### Aim
Locate all lines with the word "this". Copy them.
[start Dataset extract]
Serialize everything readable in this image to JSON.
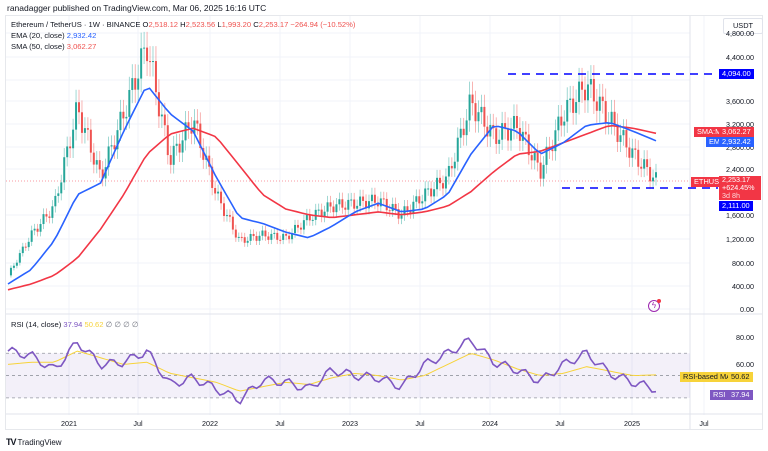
{
  "header": {
    "published": "ranadagger published on TradingView.com, Mar 06, 2025 16:16 UTC"
  },
  "legend": {
    "symbol": "Ethereum / TetherUS · 1W · BINANCE",
    "o_label": "O",
    "o": "2,518.12",
    "h_label": "H",
    "h": "2,523.56",
    "l_label": "L",
    "l": "1,993.20",
    "c_label": "C",
    "c": "2,253.17",
    "change": "−264.94 (−10.52%)",
    "ema_label": "EMA (20, close)",
    "ema_value": "2,932.42",
    "sma_label": "SMA (50, close)",
    "sma_value": "3,062.27",
    "rsi_label": "RSI (14, close)",
    "rsi_value": "37.94",
    "rsi_ma_value": "50.62",
    "rsi_extra": "∅ ∅ ∅ ∅"
  },
  "price_axis": {
    "currency": "USDT",
    "ticks": [
      "4,800.00",
      "4,400.00",
      "4,000.00",
      "3,600.00",
      "3,200.00",
      "2,800.00",
      "2,400.00",
      "1,600.00",
      "1,200.00",
      "800.00",
      "400.00",
      "0.00"
    ]
  },
  "price_tags": {
    "resistance": "4,094.00",
    "sma_name": "SMA:MA",
    "sma": "3,062.27",
    "ema_name": "EMA",
    "ema": "2,932.42",
    "symbol_name": "ETHUSDT",
    "last": "2,253.17",
    "last_change": "+624.45%",
    "countdown": "3d 8h",
    "support": "2,111.00"
  },
  "rsi_axis": {
    "ticks": [
      "80.00",
      "60.00",
      "40.00"
    ],
    "ma_name": "RSI-based MA",
    "ma": "50.62",
    "rsi_name": "RSI",
    "rsi": "37.94"
  },
  "time_axis": {
    "labels": [
      "2021",
      "Jul",
      "2022",
      "Jul",
      "2023",
      "Jul",
      "2024",
      "Jul",
      "2025",
      "Jul"
    ]
  },
  "footer": {
    "brand": "TradingView",
    "logo": "TV"
  },
  "colors": {
    "up": "#26a69a",
    "down": "#ef5350",
    "ema": "#2962ff",
    "sma": "#f23645",
    "rsi": "#7e57c2",
    "rsi_ma": "#f7d33a",
    "level": "#0000ff"
  },
  "chart_data": [
    {
      "type": "line",
      "title": "Ethereum / TetherUS · 1W · BINANCE",
      "xlabel": "",
      "ylabel": "USDT",
      "ylim": [
        0,
        4800
      ],
      "categories": [
        "2020-12",
        "2021-01",
        "2021-03",
        "2021-05",
        "2021-07",
        "2021-09",
        "2021-11",
        "2022-01",
        "2022-03",
        "2022-05",
        "2022-07",
        "2022-09",
        "2022-11",
        "2023-01",
        "2023-03",
        "2023-05",
        "2023-07",
        "2023-09",
        "2023-11",
        "2024-01",
        "2024-03",
        "2024-05",
        "2024-07",
        "2024-09",
        "2024-11",
        "2024-12",
        "2025-01",
        "2025-02",
        "2025-03"
      ],
      "series": [
        {
          "name": "ETHUSDT close",
          "values": [
            600,
            1300,
            1800,
            3500,
            2300,
            3400,
            4600,
            2600,
            3300,
            2000,
            1200,
            1300,
            1250,
            1600,
            1800,
            1850,
            1900,
            1650,
            2000,
            2300,
            3600,
            3000,
            3200,
            2400,
            3400,
            3900,
            3300,
            2700,
            2253
          ]
        },
        {
          "name": "EMA (20, close)",
          "values": [
            450,
            700,
            1200,
            2000,
            2200,
            3100,
            3900,
            3400,
            3100,
            2300,
            1600,
            1500,
            1350,
            1250,
            1450,
            1700,
            1850,
            1700,
            1750,
            2000,
            2700,
            3200,
            3100,
            2700,
            2900,
            3200,
            3250,
            3100,
            2932
          ]
        },
        {
          "name": "SMA (50, close)",
          "values": [
            350,
            450,
            600,
            900,
            1400,
            2000,
            2700,
            3050,
            3150,
            3000,
            2500,
            2000,
            1750,
            1650,
            1600,
            1650,
            1700,
            1650,
            1700,
            1800,
            2050,
            2400,
            2700,
            2750,
            2900,
            3050,
            3200,
            3150,
            3062
          ]
        }
      ],
      "annotations": [
        {
          "type": "hline",
          "y": 4094,
          "label": "4,094.00",
          "style": "dashed"
        },
        {
          "type": "hline",
          "y": 2111,
          "label": "2,111.00",
          "style": "dashed"
        }
      ]
    },
    {
      "type": "line",
      "title": "RSI (14, close)",
      "ylim": [
        20,
        90
      ],
      "bands": [
        30,
        50,
        70
      ],
      "series": [
        {
          "name": "RSI",
          "values": [
            72,
            68,
            55,
            80,
            60,
            62,
            72,
            42,
            48,
            38,
            28,
            46,
            44,
            38,
            55,
            50,
            48,
            40,
            60,
            70,
            82,
            62,
            55,
            45,
            60,
            70,
            52,
            44,
            37.94
          ]
        },
        {
          "name": "RSI-based MA",
          "values": [
            60,
            62,
            62,
            72,
            66,
            60,
            62,
            52,
            48,
            44,
            36,
            40,
            44,
            42,
            48,
            52,
            50,
            46,
            50,
            60,
            70,
            64,
            56,
            50,
            52,
            58,
            54,
            50,
            50.62
          ]
        }
      ],
      "last": {
        "rsi": 37.94,
        "ma": 50.62
      }
    }
  ]
}
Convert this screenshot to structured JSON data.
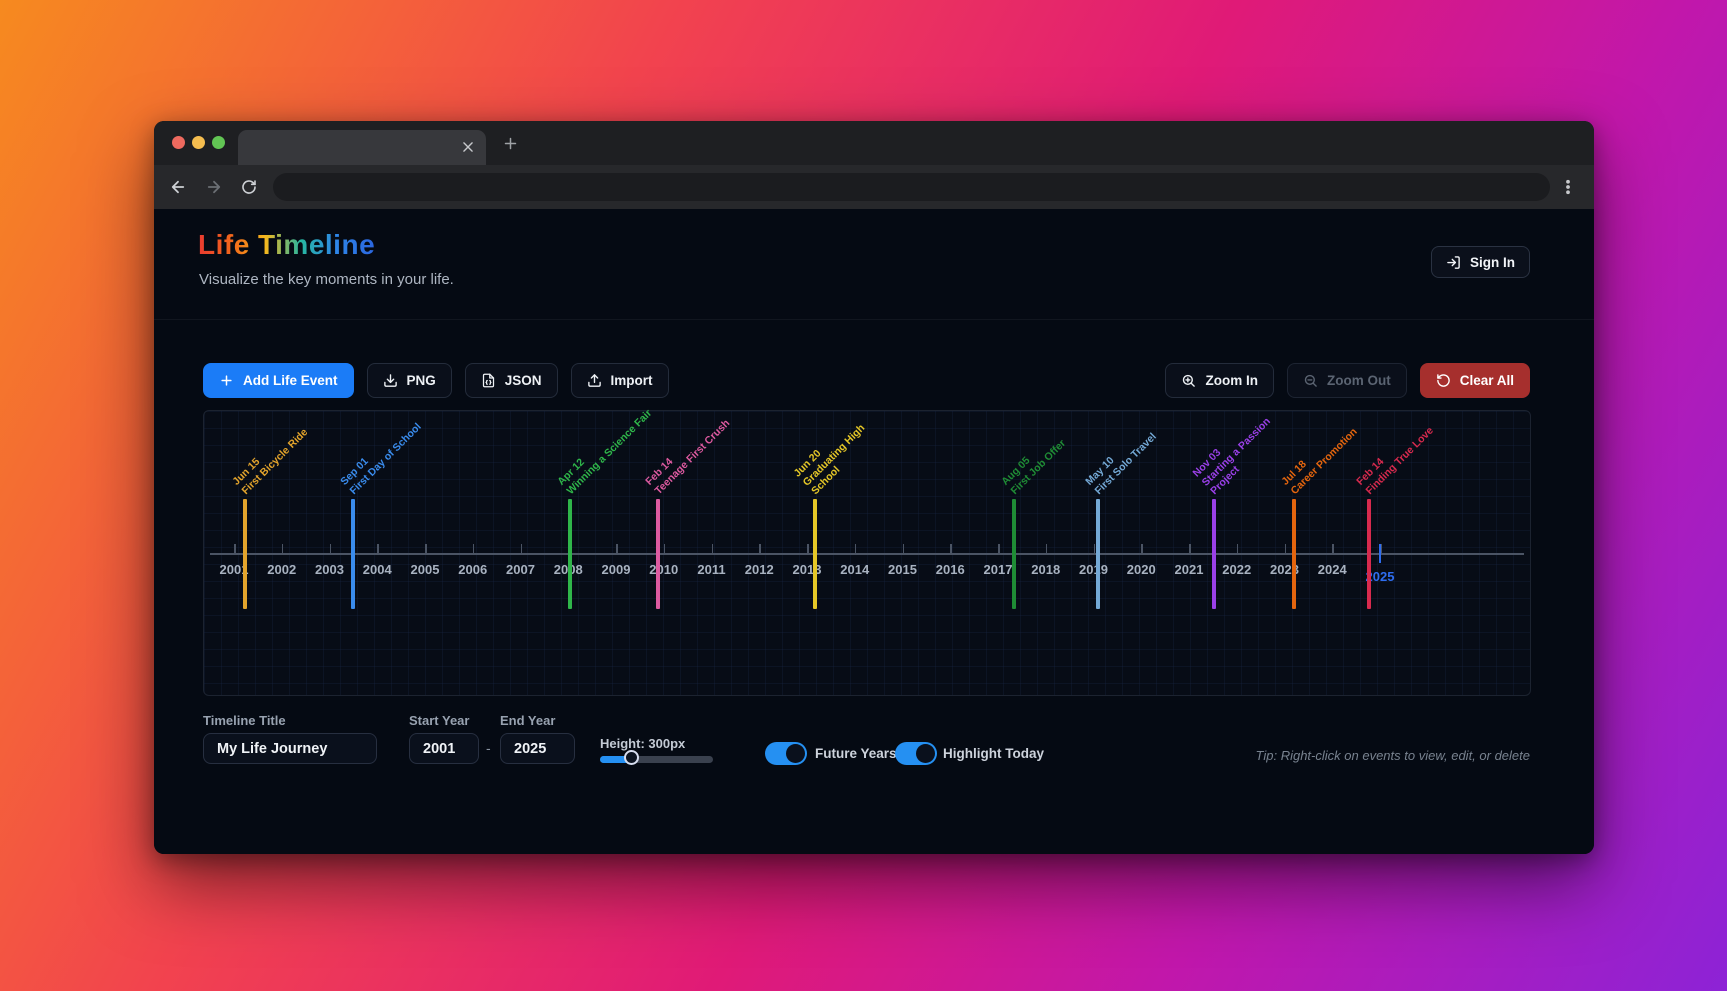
{
  "browser": {
    "traffic_light_colors": [
      "#ee6a5f",
      "#f5bd4f",
      "#62c554"
    ]
  },
  "header": {
    "logo_text": "Life Timeline",
    "logo_colors": [
      "#e93a30",
      "#f2691a",
      "#f6b81d",
      "#27b6a0",
      "#2e86e8",
      "#2b66e0"
    ],
    "subtitle": "Visualize the key moments in your life.",
    "sign_in_label": "Sign In"
  },
  "toolbar": {
    "add_event_label": "Add Life Event",
    "png_label": "PNG",
    "json_label": "JSON",
    "import_label": "Import",
    "zoom_in_label": "Zoom In",
    "zoom_out_label": "Zoom Out",
    "clear_all_label": "Clear All"
  },
  "chart_data": {
    "type": "timeline",
    "start_year": 2001,
    "end_year": 2025,
    "highlighted_year": 2025,
    "highlight_color": "#2e6df0",
    "axis_color": "#4b5464",
    "grid": true,
    "events": [
      {
        "date": "Jun 15",
        "title": "First Bicycle Ride",
        "label_lines": [
          "Jun 15",
          "First Bicycle Ride"
        ],
        "color": "#e3a42c",
        "year_position": 2001.23
      },
      {
        "date": "Sep 01",
        "title": "First Day of School",
        "label_lines": [
          "Sep 01",
          "First Day of School"
        ],
        "color": "#3a8ced",
        "year_position": 2003.49
      },
      {
        "date": "Apr 12",
        "title": "Winning a Science Fair",
        "label_lines": [
          "Apr 12",
          "Winning a Science Fair"
        ],
        "color": "#2fb54a",
        "year_position": 2008.03
      },
      {
        "date": "Feb 14",
        "title": "Teenage First Crush",
        "label_lines": [
          "Feb 14",
          "Teenage First Crush"
        ],
        "color": "#dd5aa0",
        "year_position": 2009.88
      },
      {
        "date": "Jun 20",
        "title": "Graduating High School",
        "label_lines": [
          "Jun 20",
          "Graduating High",
          "School"
        ],
        "color": "#e5c727",
        "year_position": 2013.16
      },
      {
        "date": "Aug 05",
        "title": "First Job Offer",
        "label_lines": [
          "Aug 05",
          "First Job Offer"
        ],
        "color": "#1f8c35",
        "year_position": 2017.33
      },
      {
        "date": "May 10",
        "title": "First Solo Travel",
        "label_lines": [
          "May 10",
          "First Solo Travel"
        ],
        "color": "#74a9d6",
        "year_position": 2019.09
      },
      {
        "date": "Nov 03",
        "title": "Starting a Passion Project",
        "label_lines": [
          "Nov 03",
          "Starting a Passion",
          "Project"
        ],
        "color": "#9a40e8",
        "year_position": 2021.52
      },
      {
        "date": "Jul 18",
        "title": "Career Promotion",
        "label_lines": [
          "Jul 18",
          "Career Promotion"
        ],
        "color": "#e4650e",
        "year_position": 2023.2
      },
      {
        "date": "Feb 14",
        "title": "Finding True Love",
        "label_lines": [
          "Feb 14",
          "Finding True Love"
        ],
        "color": "#d82a4e",
        "year_position": 2024.77
      }
    ]
  },
  "controls": {
    "timeline_title_label": "Timeline Title",
    "timeline_title_value": "My Life Journey",
    "start_year_label": "Start Year",
    "start_year_value": "2001",
    "separator": "-",
    "end_year_label": "End Year",
    "end_year_value": "2025",
    "height_label": "Height: 300px",
    "height_percent": 27,
    "future_years_label": "Future Years",
    "future_years_on": true,
    "highlight_today_label": "Highlight Today",
    "highlight_today_on": true,
    "tip": "Tip: Right-click on events to view, edit, or delete"
  },
  "colors": {
    "accent_blue": "#1b7cf7",
    "danger_red": "#a62f2d",
    "toggle_blue": "#2590f2",
    "page_background": "#050a13"
  }
}
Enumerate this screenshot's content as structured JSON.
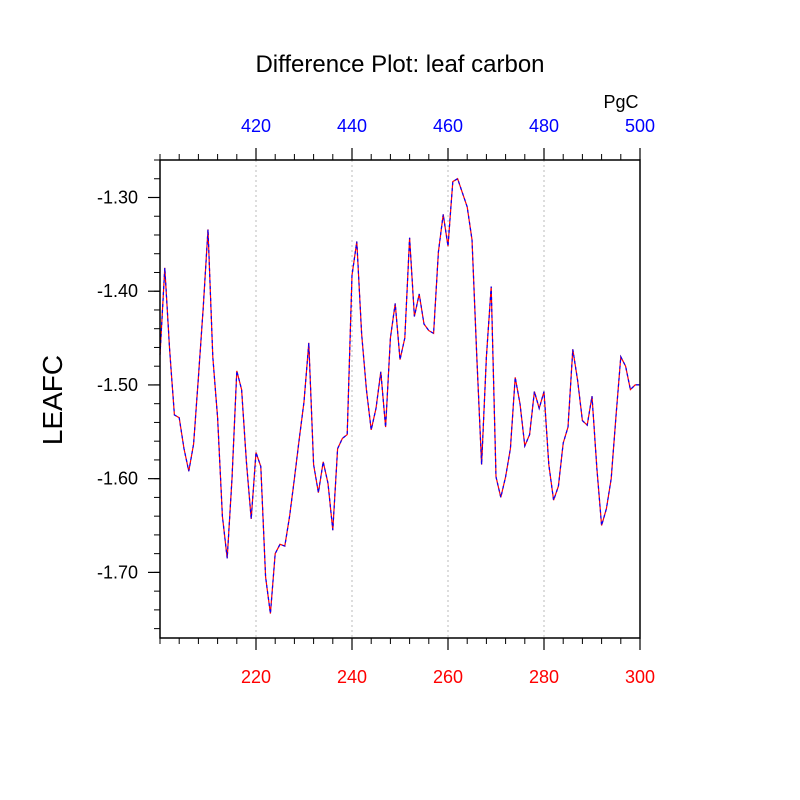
{
  "chart_data": {
    "type": "line",
    "title": "Difference Plot: leaf carbon",
    "ylabel": "LEAFC",
    "top_axis_unit": "PgC",
    "xlim": [
      200,
      300
    ],
    "ylim": [
      -1.77,
      -1.26
    ],
    "x_ticks": [
      220,
      240,
      260,
      280,
      300
    ],
    "x_tick_labels": [
      "220",
      "240",
      "260",
      "280",
      "300"
    ],
    "top_ticks": [
      220,
      240,
      260,
      280,
      300
    ],
    "top_tick_labels": [
      "420",
      "440",
      "460",
      "480",
      "500"
    ],
    "y_ticks": [
      -1.3,
      -1.4,
      -1.5,
      -1.6,
      -1.7
    ],
    "y_tick_labels": [
      "-1.30",
      "-1.40",
      "-1.50",
      "-1.60",
      "-1.70"
    ],
    "grid": "vertical-dotted",
    "series": [
      {
        "color_a": "#ff0000",
        "color_b": "#0000ff",
        "x": [
          200,
          201,
          202,
          203,
          204,
          205,
          206,
          207,
          208,
          209,
          210,
          211,
          212,
          213,
          214,
          215,
          216,
          217,
          218,
          219,
          220,
          221,
          222,
          223,
          224,
          225,
          226,
          227,
          228,
          229,
          230,
          231,
          232,
          233,
          234,
          235,
          236,
          237,
          238,
          239,
          240,
          241,
          242,
          243,
          244,
          245,
          246,
          247,
          248,
          249,
          250,
          251,
          252,
          253,
          254,
          255,
          256,
          257,
          258,
          259,
          260,
          261,
          262,
          263,
          264,
          265,
          266,
          267,
          268,
          269,
          270,
          271,
          272,
          273,
          274,
          275,
          276,
          277,
          278,
          279,
          280,
          281,
          282,
          283,
          284,
          285,
          286,
          287,
          288,
          289,
          290,
          291,
          292,
          293,
          294,
          295,
          296,
          297,
          298,
          299,
          300
        ],
        "values": [
          -1.468,
          -1.375,
          -1.462,
          -1.532,
          -1.535,
          -1.568,
          -1.592,
          -1.563,
          -1.492,
          -1.418,
          -1.334,
          -1.47,
          -1.535,
          -1.64,
          -1.685,
          -1.6,
          -1.485,
          -1.505,
          -1.582,
          -1.643,
          -1.572,
          -1.587,
          -1.705,
          -1.744,
          -1.68,
          -1.67,
          -1.672,
          -1.64,
          -1.6,
          -1.558,
          -1.518,
          -1.455,
          -1.585,
          -1.615,
          -1.582,
          -1.605,
          -1.655,
          -1.568,
          -1.557,
          -1.553,
          -1.383,
          -1.347,
          -1.445,
          -1.505,
          -1.548,
          -1.525,
          -1.486,
          -1.545,
          -1.45,
          -1.413,
          -1.473,
          -1.45,
          -1.343,
          -1.427,
          -1.403,
          -1.435,
          -1.442,
          -1.445,
          -1.358,
          -1.318,
          -1.352,
          -1.283,
          -1.28,
          -1.295,
          -1.31,
          -1.345,
          -1.47,
          -1.585,
          -1.47,
          -1.395,
          -1.598,
          -1.62,
          -1.598,
          -1.568,
          -1.492,
          -1.52,
          -1.565,
          -1.553,
          -1.507,
          -1.525,
          -1.507,
          -1.585,
          -1.623,
          -1.608,
          -1.562,
          -1.545,
          -1.462,
          -1.495,
          -1.538,
          -1.543,
          -1.512,
          -1.588,
          -1.65,
          -1.632,
          -1.6,
          -1.533,
          -1.47,
          -1.48,
          -1.505,
          -1.5,
          -1.5
        ]
      }
    ]
  }
}
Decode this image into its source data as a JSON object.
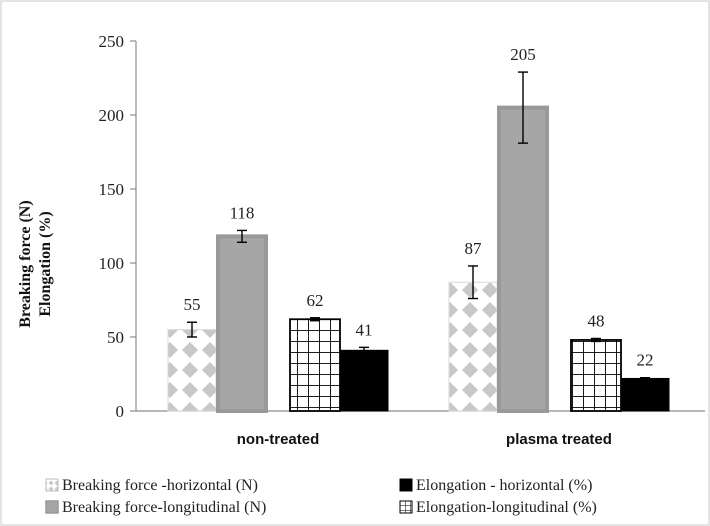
[end Dataset extract]
### Written answer
Serialize everything readable in this image to JSON.
Convert this screenshot to structured JSON data.
Enumerate this screenshot's content as structured JSON.
Decode this image into its source data as a JSON object.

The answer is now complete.